=== DATA ROWS ===
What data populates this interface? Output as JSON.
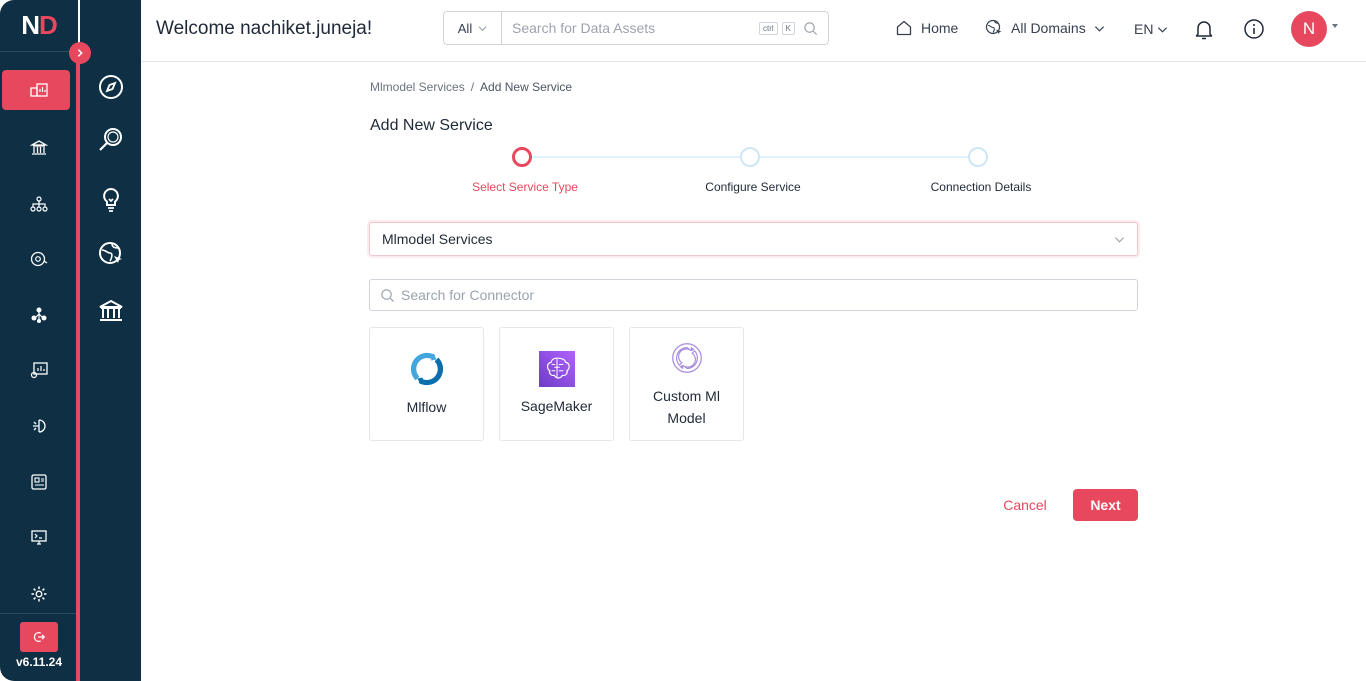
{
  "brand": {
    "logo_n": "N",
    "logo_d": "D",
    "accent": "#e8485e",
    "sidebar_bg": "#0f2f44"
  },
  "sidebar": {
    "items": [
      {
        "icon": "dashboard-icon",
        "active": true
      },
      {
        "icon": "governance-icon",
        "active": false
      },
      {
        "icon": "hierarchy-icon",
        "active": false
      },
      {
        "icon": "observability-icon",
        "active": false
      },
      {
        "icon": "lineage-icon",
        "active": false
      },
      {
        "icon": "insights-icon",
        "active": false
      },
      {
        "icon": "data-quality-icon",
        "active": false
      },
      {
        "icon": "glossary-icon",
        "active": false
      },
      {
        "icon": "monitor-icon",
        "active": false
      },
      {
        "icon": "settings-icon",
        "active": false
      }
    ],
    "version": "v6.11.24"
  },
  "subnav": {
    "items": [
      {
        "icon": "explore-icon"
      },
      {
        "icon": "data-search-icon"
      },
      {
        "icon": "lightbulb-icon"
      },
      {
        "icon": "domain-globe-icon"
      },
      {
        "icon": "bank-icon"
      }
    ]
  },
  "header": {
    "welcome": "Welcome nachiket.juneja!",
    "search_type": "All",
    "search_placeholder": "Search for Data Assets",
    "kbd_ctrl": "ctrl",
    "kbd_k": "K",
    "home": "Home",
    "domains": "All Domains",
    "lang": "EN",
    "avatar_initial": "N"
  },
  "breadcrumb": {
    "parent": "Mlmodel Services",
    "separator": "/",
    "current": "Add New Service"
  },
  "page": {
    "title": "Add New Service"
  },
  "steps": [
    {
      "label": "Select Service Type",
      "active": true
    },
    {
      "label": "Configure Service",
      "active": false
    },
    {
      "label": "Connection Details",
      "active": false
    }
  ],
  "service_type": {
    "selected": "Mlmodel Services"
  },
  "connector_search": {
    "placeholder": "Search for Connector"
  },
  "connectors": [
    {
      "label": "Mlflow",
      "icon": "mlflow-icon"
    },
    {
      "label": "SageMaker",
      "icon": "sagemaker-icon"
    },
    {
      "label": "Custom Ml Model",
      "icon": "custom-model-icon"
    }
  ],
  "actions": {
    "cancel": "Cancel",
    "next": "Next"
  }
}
===
## [SET PROBLEM]
Lines from the records above that hold "label" are the ones to list.

## [SOLUTION FOR THIS PROBLEM]
      "label": "Select Service Type",
      "label": "Configure Service",
      "label": "Connection Details",
      "label": "Mlflow",
      "label": "SageMaker",
      "label": "Custom Ml Model",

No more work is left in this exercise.